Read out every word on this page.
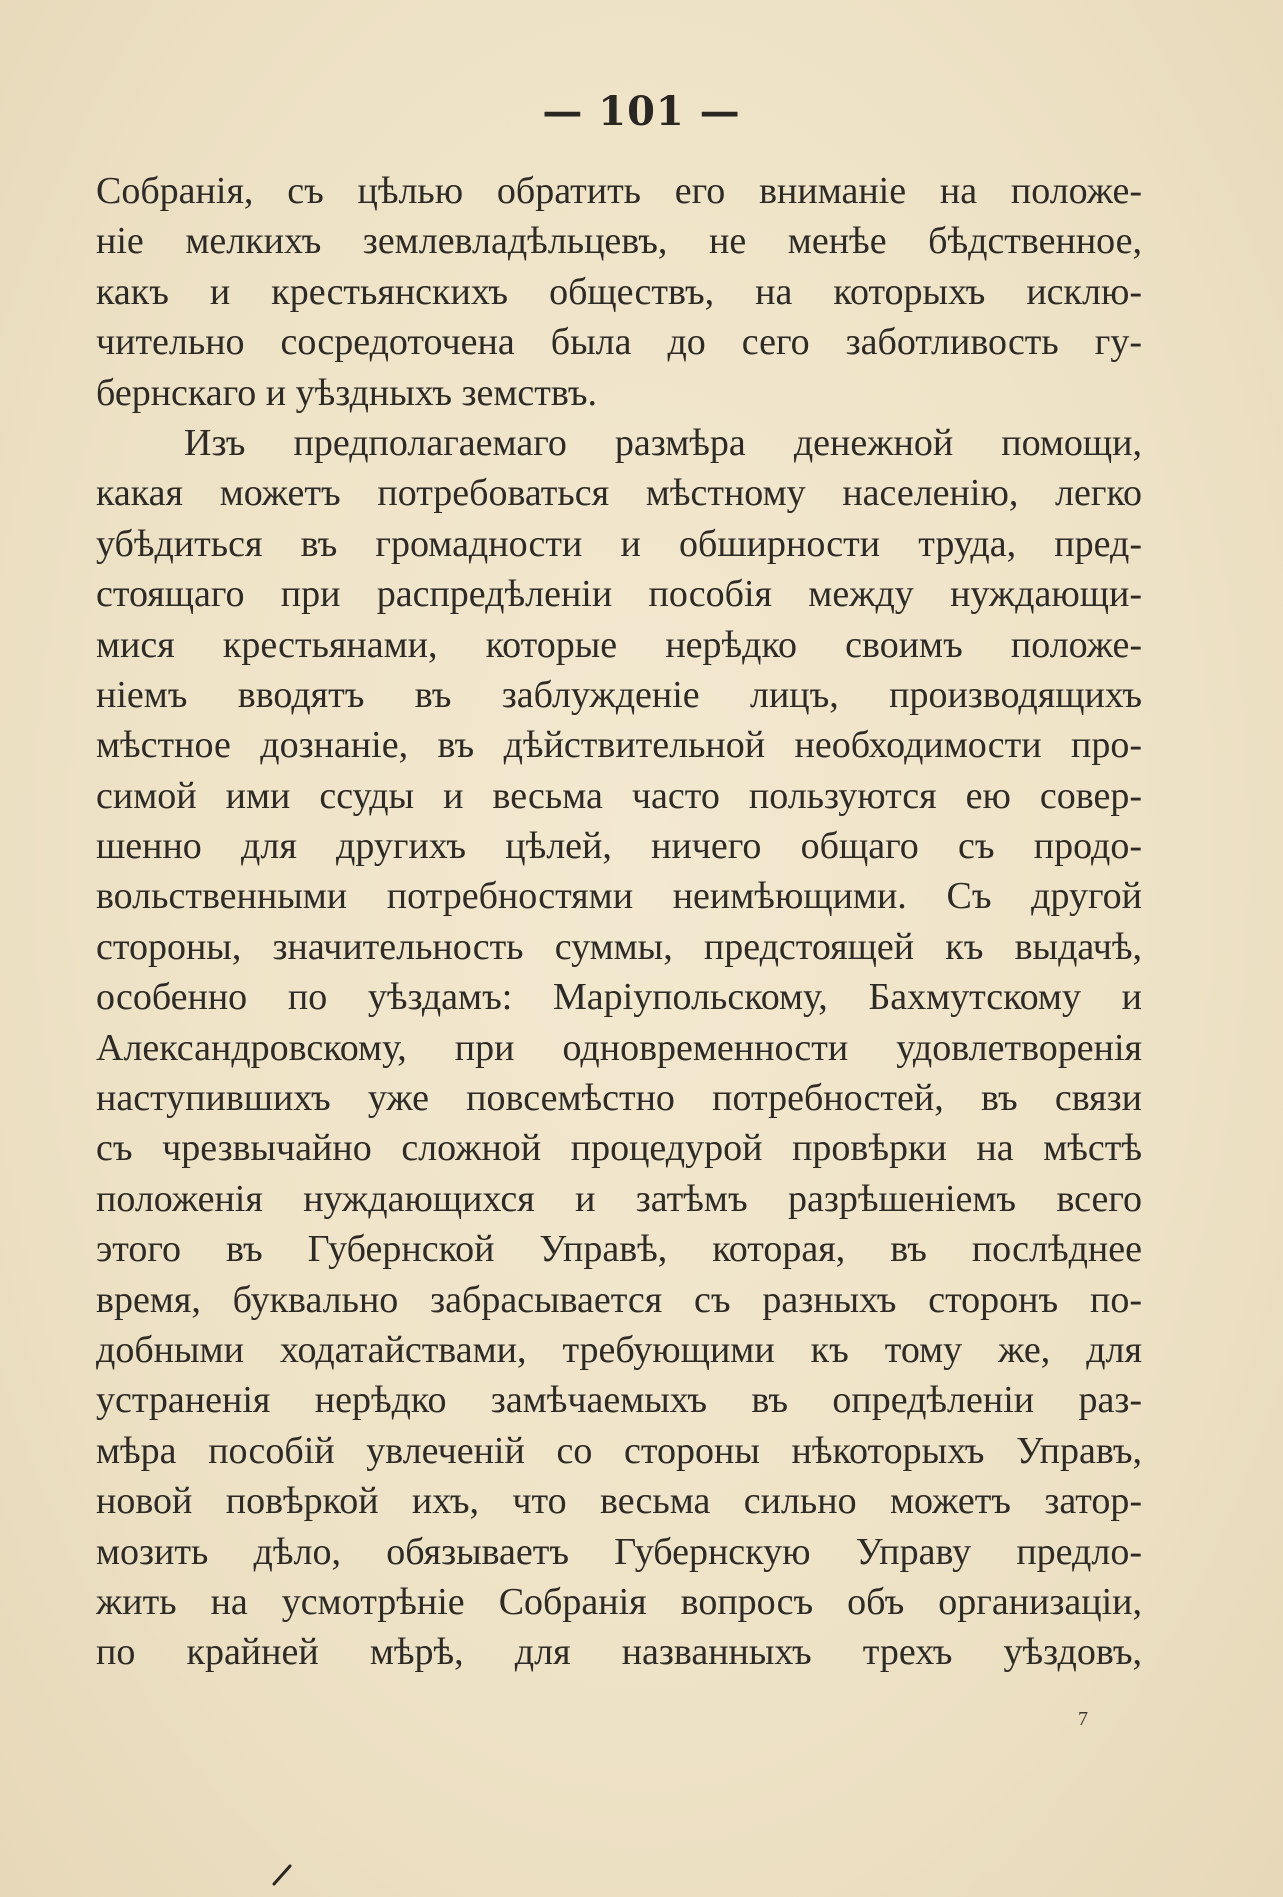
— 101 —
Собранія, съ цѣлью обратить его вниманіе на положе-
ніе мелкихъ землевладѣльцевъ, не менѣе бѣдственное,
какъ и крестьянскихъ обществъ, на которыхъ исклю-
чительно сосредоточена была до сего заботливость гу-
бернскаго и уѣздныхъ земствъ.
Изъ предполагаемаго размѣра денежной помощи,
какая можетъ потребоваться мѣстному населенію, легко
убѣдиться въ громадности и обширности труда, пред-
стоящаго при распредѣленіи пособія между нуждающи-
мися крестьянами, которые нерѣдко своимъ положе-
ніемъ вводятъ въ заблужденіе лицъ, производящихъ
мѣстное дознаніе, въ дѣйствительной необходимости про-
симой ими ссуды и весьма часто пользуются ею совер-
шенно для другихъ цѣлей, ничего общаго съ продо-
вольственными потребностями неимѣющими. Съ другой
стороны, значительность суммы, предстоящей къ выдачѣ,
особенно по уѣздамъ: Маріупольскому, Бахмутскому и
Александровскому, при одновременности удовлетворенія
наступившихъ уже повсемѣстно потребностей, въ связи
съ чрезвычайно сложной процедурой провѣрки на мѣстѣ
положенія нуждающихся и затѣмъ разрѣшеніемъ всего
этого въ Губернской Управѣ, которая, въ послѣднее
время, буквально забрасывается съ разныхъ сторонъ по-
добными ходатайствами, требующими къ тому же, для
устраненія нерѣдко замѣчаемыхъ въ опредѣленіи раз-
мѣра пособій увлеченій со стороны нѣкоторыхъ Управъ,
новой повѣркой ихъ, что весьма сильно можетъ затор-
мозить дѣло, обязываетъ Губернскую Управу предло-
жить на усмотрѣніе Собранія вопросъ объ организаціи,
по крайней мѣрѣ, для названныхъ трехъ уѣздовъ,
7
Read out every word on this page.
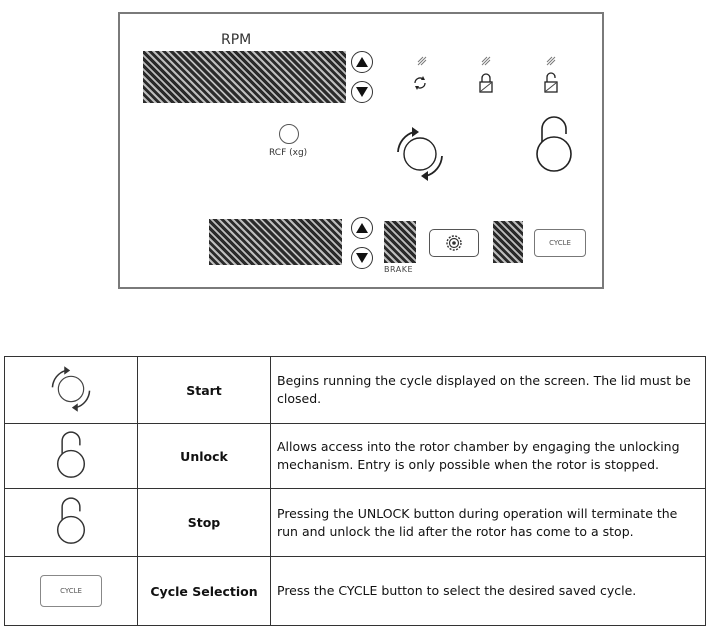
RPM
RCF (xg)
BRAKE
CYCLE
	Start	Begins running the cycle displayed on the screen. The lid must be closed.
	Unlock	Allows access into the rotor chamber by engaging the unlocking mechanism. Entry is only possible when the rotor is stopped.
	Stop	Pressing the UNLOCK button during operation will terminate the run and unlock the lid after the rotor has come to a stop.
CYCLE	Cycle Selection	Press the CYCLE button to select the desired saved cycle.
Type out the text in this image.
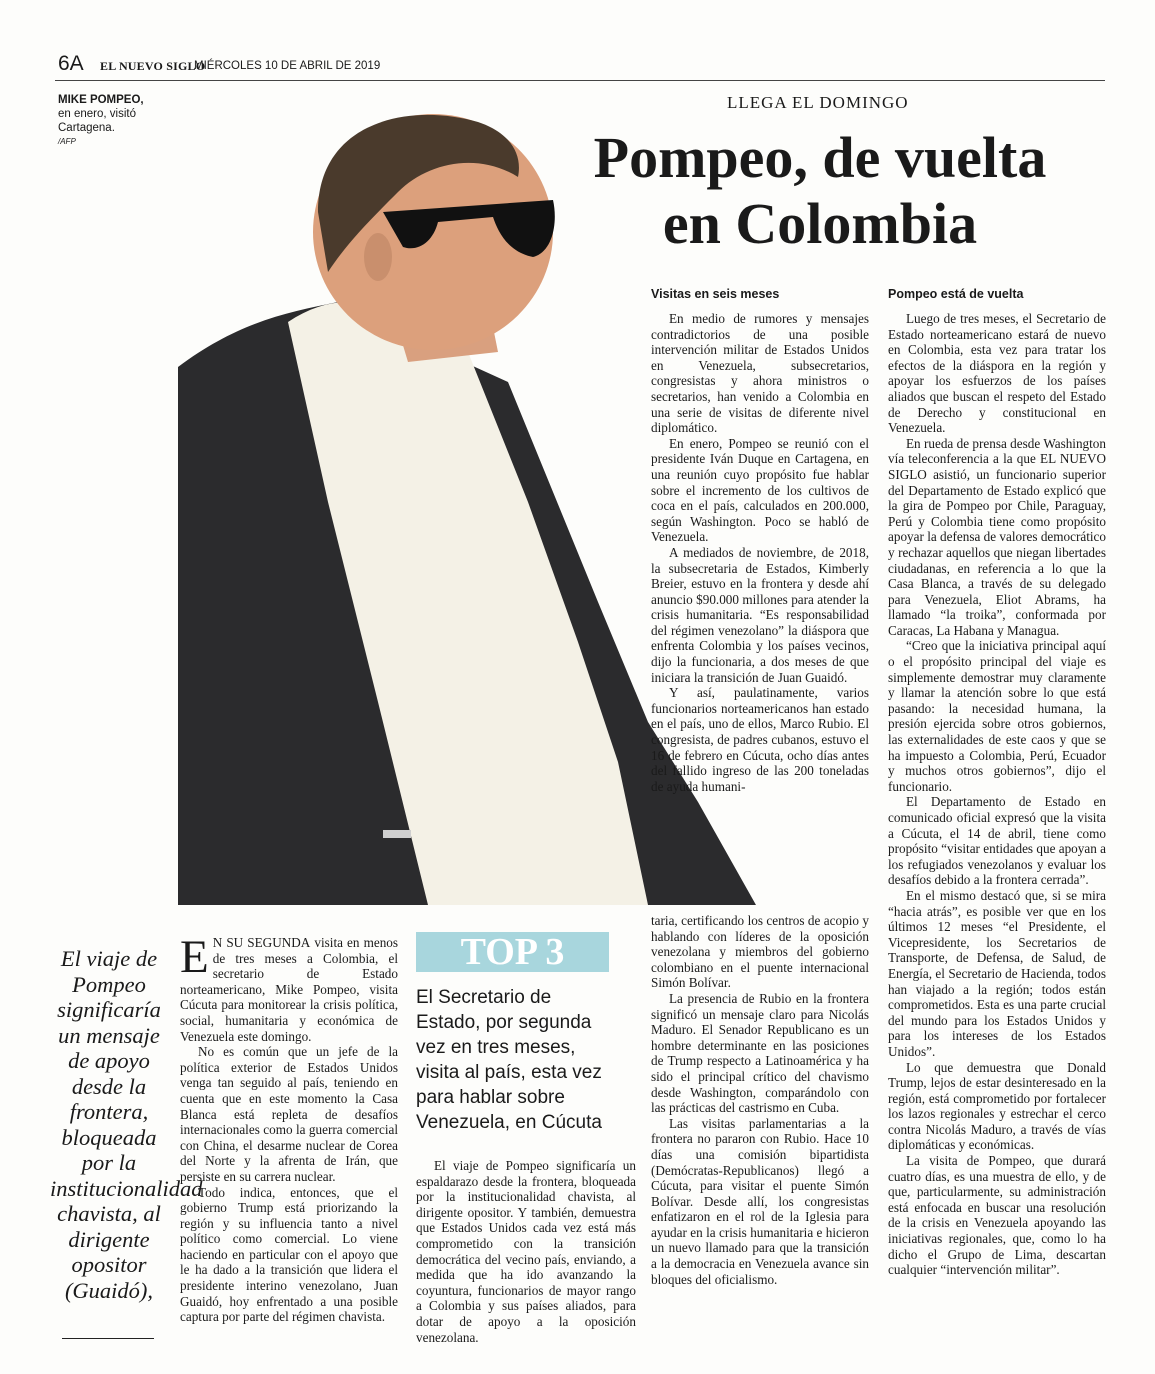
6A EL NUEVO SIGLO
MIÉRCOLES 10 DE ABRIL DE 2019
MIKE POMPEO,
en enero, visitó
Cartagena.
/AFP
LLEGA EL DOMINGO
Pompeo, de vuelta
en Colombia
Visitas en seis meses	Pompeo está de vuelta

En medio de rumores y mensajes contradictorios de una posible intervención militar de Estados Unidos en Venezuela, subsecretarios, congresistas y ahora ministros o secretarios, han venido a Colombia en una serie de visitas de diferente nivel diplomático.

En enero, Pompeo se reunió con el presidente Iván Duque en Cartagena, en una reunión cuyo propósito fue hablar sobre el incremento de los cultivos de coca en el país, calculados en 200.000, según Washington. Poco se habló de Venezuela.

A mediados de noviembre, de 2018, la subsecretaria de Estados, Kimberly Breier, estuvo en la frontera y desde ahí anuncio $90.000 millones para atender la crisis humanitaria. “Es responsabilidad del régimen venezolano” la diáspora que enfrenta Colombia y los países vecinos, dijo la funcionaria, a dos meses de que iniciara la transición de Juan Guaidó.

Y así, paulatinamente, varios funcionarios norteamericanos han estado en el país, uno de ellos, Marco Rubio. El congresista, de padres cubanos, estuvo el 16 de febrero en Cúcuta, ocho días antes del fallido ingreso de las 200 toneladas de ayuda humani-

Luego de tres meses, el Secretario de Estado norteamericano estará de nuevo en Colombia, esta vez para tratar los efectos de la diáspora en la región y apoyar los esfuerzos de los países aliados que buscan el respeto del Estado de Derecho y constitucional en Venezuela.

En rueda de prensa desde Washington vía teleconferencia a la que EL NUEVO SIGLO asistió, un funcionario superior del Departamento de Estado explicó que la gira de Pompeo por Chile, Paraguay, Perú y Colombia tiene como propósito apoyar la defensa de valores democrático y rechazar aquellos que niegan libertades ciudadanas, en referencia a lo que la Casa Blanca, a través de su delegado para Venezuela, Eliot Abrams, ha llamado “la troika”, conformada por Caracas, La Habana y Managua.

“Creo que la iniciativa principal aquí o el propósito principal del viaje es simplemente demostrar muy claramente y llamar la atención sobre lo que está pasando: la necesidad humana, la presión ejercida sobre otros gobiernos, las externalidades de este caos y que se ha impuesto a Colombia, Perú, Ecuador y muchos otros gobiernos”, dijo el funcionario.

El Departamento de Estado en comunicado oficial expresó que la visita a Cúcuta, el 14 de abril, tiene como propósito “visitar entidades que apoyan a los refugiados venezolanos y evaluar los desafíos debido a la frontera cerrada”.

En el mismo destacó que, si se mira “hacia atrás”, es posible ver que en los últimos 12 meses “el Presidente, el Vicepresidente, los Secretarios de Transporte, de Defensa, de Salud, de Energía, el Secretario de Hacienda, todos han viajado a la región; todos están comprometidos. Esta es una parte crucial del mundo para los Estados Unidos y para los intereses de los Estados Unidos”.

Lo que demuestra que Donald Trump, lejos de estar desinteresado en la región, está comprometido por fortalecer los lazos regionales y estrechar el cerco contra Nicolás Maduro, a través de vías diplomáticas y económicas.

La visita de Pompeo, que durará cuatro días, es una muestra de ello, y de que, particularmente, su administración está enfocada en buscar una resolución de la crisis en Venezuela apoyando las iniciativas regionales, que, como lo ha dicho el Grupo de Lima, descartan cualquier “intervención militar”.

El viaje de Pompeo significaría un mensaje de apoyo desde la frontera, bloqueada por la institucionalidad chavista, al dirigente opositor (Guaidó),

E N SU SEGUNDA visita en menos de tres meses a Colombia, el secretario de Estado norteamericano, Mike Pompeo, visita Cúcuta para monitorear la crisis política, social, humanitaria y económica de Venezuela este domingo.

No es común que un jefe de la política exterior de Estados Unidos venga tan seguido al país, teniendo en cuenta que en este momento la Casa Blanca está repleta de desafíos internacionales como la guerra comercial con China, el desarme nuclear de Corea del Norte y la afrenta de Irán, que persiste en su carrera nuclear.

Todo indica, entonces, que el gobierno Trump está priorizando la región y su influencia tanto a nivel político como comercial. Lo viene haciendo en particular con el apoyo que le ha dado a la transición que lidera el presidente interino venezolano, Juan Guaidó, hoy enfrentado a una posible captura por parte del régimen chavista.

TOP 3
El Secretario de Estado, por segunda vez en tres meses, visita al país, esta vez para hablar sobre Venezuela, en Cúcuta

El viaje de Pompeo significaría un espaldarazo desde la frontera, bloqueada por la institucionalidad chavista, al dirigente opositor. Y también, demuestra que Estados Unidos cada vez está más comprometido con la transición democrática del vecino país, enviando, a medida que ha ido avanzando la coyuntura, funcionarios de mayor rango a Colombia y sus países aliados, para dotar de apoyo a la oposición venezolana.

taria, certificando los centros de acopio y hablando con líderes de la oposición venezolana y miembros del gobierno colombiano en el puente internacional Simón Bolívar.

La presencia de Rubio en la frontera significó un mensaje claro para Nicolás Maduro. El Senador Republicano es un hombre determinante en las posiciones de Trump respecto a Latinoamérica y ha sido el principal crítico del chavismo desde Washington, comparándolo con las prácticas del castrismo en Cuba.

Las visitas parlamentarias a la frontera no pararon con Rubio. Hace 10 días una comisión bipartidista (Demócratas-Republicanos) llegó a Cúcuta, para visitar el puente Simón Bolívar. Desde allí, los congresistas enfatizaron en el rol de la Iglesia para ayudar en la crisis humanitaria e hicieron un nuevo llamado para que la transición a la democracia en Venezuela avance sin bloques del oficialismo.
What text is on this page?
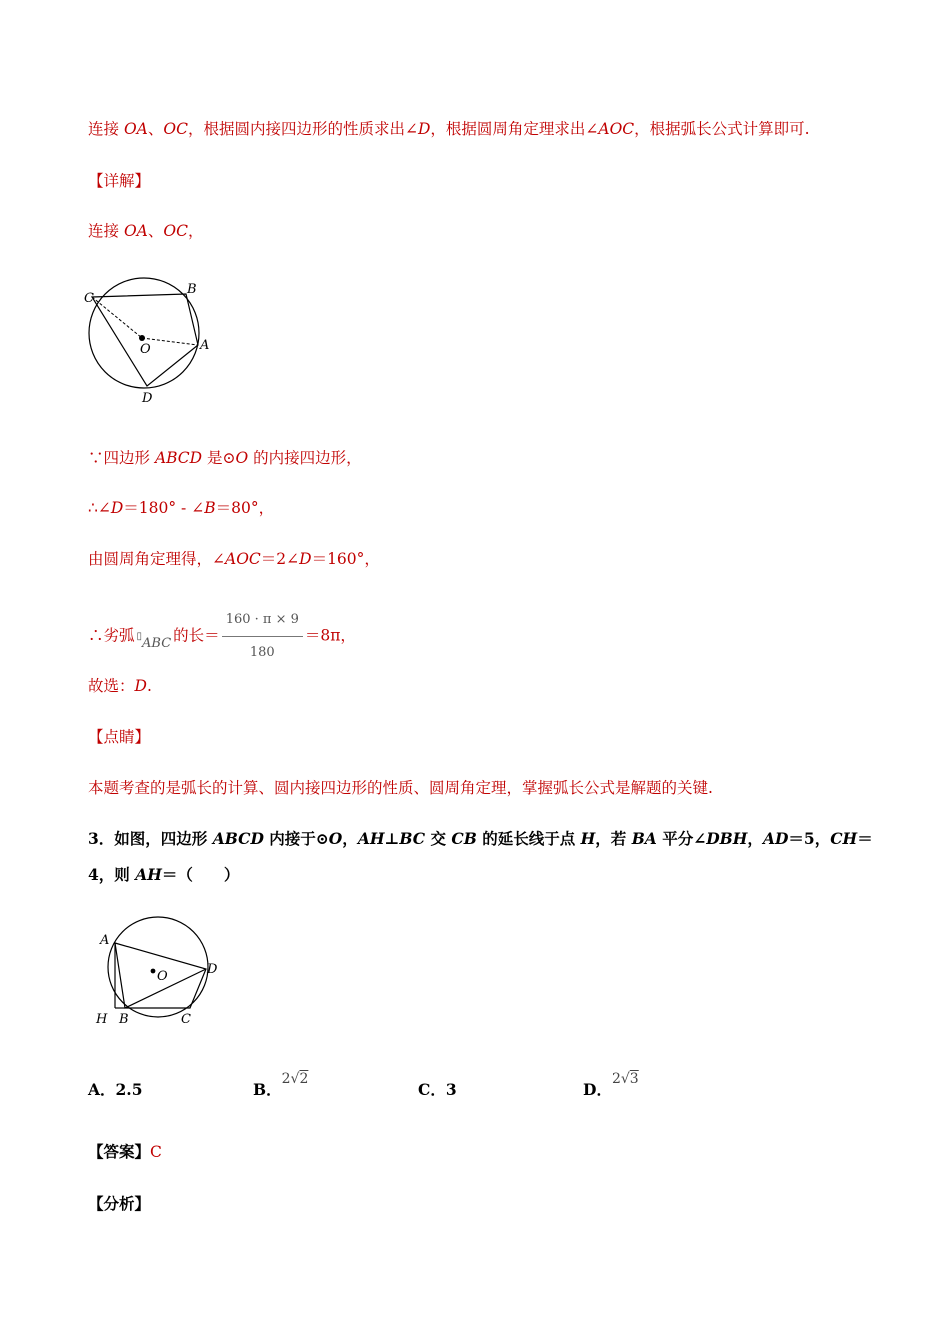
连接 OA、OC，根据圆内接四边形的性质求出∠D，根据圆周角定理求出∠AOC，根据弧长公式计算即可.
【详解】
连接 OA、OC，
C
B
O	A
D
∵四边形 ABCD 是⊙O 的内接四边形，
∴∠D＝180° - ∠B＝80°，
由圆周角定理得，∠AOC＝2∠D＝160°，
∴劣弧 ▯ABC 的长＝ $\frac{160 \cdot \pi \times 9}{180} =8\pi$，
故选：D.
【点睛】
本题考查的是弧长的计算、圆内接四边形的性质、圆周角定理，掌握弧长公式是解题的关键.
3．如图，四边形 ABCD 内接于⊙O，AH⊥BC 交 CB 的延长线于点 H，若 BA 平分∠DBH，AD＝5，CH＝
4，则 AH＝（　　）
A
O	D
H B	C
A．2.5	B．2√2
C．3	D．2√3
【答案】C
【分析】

● Problem details: Filter out all lines lacking the word "можетъ" and copy the rest.

● Response to this exercise:
какая можетъ потребоваться мѣстному населенію, легко
новой повѣркой ихъ, что весьма сильно можетъ затор-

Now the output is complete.